### Exercise goal
Output the data that follows exactly, line for line.

::::::

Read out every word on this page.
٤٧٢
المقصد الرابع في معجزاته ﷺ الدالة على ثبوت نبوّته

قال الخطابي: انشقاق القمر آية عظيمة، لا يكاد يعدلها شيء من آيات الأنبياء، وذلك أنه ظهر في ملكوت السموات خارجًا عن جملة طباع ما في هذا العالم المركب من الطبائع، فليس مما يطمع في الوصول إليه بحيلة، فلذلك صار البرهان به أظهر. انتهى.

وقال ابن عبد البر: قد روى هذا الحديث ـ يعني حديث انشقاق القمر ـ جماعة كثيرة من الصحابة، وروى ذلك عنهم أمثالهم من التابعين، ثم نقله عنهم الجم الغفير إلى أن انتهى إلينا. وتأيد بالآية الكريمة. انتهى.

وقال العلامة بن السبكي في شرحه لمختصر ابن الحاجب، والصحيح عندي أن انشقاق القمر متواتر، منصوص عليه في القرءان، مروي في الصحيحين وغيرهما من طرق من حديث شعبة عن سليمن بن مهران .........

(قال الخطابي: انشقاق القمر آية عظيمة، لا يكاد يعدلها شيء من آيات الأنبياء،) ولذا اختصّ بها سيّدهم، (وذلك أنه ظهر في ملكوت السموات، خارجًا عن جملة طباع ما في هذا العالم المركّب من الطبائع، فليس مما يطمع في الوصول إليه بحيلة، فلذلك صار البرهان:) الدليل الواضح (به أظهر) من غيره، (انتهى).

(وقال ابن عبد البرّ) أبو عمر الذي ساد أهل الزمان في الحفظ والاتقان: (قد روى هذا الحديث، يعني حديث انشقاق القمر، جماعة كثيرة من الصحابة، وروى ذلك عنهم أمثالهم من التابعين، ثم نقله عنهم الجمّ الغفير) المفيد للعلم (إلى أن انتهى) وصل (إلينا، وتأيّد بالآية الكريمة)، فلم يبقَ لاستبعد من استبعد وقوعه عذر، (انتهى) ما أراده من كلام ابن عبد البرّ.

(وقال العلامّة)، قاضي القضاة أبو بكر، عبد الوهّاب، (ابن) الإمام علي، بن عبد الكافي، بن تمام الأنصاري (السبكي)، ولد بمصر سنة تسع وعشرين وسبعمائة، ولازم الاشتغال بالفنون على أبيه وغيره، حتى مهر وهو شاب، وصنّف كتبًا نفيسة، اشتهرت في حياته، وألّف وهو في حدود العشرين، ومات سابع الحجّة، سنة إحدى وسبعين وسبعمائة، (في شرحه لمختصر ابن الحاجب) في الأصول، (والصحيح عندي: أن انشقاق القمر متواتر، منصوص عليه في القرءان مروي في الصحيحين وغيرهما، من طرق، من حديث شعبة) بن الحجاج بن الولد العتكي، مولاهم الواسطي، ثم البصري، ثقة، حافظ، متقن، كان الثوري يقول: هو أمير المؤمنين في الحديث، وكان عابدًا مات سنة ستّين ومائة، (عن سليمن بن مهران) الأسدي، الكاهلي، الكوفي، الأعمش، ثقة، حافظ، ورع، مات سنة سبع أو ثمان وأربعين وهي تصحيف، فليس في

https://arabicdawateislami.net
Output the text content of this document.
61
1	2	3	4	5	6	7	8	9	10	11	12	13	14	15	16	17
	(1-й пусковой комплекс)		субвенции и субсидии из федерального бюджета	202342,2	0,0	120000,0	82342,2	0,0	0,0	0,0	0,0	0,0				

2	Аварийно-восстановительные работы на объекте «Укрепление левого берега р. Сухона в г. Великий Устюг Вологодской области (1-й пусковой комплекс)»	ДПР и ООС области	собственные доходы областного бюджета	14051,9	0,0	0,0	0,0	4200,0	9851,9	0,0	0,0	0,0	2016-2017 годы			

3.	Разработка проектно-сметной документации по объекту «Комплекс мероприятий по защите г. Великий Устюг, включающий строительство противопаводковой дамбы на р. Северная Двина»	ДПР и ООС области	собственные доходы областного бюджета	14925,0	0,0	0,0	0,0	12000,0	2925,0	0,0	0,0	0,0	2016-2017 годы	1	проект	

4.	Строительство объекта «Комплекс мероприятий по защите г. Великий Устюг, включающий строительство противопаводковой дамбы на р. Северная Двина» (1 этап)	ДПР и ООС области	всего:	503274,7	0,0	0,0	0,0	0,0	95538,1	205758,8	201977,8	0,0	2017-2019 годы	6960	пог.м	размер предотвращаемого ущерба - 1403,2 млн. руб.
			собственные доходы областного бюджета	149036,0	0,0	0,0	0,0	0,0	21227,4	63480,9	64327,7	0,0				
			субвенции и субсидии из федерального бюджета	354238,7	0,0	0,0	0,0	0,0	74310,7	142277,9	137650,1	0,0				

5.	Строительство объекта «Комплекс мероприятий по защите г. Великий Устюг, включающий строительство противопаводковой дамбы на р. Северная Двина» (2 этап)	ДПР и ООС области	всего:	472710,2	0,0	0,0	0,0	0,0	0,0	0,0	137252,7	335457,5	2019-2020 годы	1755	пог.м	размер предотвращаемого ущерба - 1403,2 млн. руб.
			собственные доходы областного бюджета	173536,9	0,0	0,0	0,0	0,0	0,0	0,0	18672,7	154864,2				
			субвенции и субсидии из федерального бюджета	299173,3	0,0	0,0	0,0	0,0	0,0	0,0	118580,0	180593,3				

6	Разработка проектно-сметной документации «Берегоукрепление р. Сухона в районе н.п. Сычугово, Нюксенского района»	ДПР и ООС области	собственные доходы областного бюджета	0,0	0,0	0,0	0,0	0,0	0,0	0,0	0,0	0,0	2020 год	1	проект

::::::

### Exercise answer
Read out every word on this page.
٤٧٢
المقصد الرابع في معجزاته ﷺ الدالة على ثبوت نبوّته

قال الخطابي: انشقاق القمر آية عظيمة، لا يكاد يعدلها شيء من آيات الأنبياء، وذلك أنه ظهر في ملكوت السموات خارجًا عن جملة طباع ما في هذا العالم المركب من الطبائع، فليس مما يطمع في الوصول إليه بحيلة، فلذلك صار البرهان به أظهر. انتهى.

وقال ابن عبد البر: قد روى هذا الحديث ـ يعني حديث انشقاق القمر ـ جماعة كثيرة من الصحابة، وروى ذلك عنهم أمثالهم من التابعين، ثم نقله عنهم الجم الغفير إلى أن انتهى إلينا. وتأيد بالآية الكريمة. انتهى.

وقال العلامة بن السبكي في شرحه لمختصر ابن الحاجب، والصحيح عندي أن انشقاق القمر متواتر، منصوص عليه في القرءان، مروي في الصحيحين وغيرهما من طرق من حديث شعبة عن سليمن بن مهران .........

(قال الخطابي: انشقاق القمر آية عظيمة، لا يكاد يعدلها شيء من آيات الأنبياء،) ولذا اختصّ بها سيّدهم، (وذلك أنه ظهر في ملكوت السموات، خارجًا عن جملة طباع ما في هذا العالم المركّب من الطبائع، فليس مما يطمع في الوصول إليه بحيلة، فلذلك صار البرهان:) الدليل الواضح (به أظهر) من غيره، (انتهى).

(وقال ابن عبد البرّ) أبو عمر الذي ساد أهل الزمان في الحفظ والاتقان: (قد روى هذا الحديث، يعني حديث انشقاق القمر، جماعة كثيرة من الصحابة، وروى ذلك عنهم أمثالهم من التابعين، ثم نقله عنهم الجمّ الغفير) المفيد للعلم (إلى أن انتهى) وصل (إلينا، وتأيّد بالآية الكريمة)، فلم يبقَ لاستبعد من استبعد وقوعه عذر، (انتهى) ما أراده من كلام ابن عبد البرّ.

(وقال العلامّة)، قاضي القضاة أبو بكر، عبد الوهّاب، (ابن) الإمام علي، بن عبد الكافي، بن تمام الأنصاري (السبكي)، ولد بمصر سنة تسع وعشرين وسبعمائة، ولازم الاشتغال بالفنون على أبيه وغيره، حتى مهر وهو شاب، وصنّف كتبًا نفيسة، اشتهرت في حياته، وألّف وهو في حدود العشرين، ومات سابع الحجّة، سنة إحدى وسبعين وسبعمائة، (في شرحه لمختصر ابن الحاجب) في الأصول، (والصحيح عندي: أن انشقاق القمر متواتر، منصوص عليه في القرءان مروي في الصحيحين وغيرهما، من طرق، من حديث شعبة) بن الحجاج بن الولد العتكي، مولاهم الواسطي، ثم البصري، ثقة، حافظ، متقن، كان الثوري يقول: هو أمير المؤمنين في الحديث، وكان عابدًا مات سنة ستّين ومائة، (عن سليمن بن مهران) الأسدي، الكاهلي، الكوفي، الأعمش، ثقة، حافظ، ورع، مات سنة سبع أو ثمان وأربعين وهي تصحيف، فليس في

https://arabicdawateislami.net
Output the text content of this document.
61
1	2	3	4	5	6	7	8	9	10	11	12	13	14	15	16	17
	(1-й пусковой комплекс)		субвенции и субсидии из федерального бюджета	202342,2	0,0	120000,0	82342,2	0,0	0,0	0,0	0,0	0,0				

2	Аварийно-восстановительные работы на объекте «Укрепление левого берега р. Сухона в г. Великий Устюг Вологодской области (1-й пусковой комплекс)»	ДПР и ООС области	собственные доходы областного бюджета	14051,9	0,0	0,0	0,0	4200,0	9851,9	0,0	0,0	0,0	2016-2017 годы			

3.	Разработка проектно-сметной документации по объекту «Комплекс мероприятий по защите г. Великий Устюг, включающий строительство противопаводковой дамбы на р. Северная Двина»	ДПР и ООС области	собственные доходы областного бюджета	14925,0	0,0	0,0	0,0	12000,0	2925,0	0,0	0,0	0,0	2016-2017 годы	1	проект	

4.	Строительство объекта «Комплекс мероприятий по защите г. Великий Устюг, включающий строительство противопаводковой дамбы на р. Северная Двина» (1 этап)	ДПР и ООС области	всего:	503274,7	0,0	0,0	0,0	0,0	95538,1	205758,8	201977,8	0,0	2017-2019 годы	6960	пог.м	размер предотвращаемого ущерба - 1403,2 млн. руб.
			собственные доходы областного бюджета	149036,0	0,0	0,0	0,0	0,0	21227,4	63480,9	64327,7	0,0				
			субвенции и субсидии из федерального бюджета	354238,7	0,0	0,0	0,0	0,0	74310,7	142277,9	137650,1	0,0				

5.	Строительство объекта «Комплекс мероприятий по защите г. Великий Устюг, включающий строительство противопаводковой дамбы на р. Северная Двина» (2 этап)	ДПР и ООС области	всего:	472710,2	0,0	0,0	0,0	0,0	0,0	0,0	137252,7	335457,5	2019-2020 годы	1755	пог.м	размер предотвращаемого ущерба - 1403,2 млн. руб.
			собственные доходы областного бюджета	173536,9	0,0	0,0	0,0	0,0	0,0	0,0	18672,7	154864,2				
			субвенции и субсидии из федерального бюджета	299173,3	0,0	0,0	0,0	0,0	0,0	0,0	118580,0	180593,3				

6	Разработка проектно-сметной документации «Берегоукрепление р. Сухона в районе н.п. Сычугово, Нюксенского района»	ДПР и ООС области	собственные доходы областного бюджета	0,0	0,0	0,0	0,0	0,0	0,0	0,0	0,0	0,0	2020 год	1	проект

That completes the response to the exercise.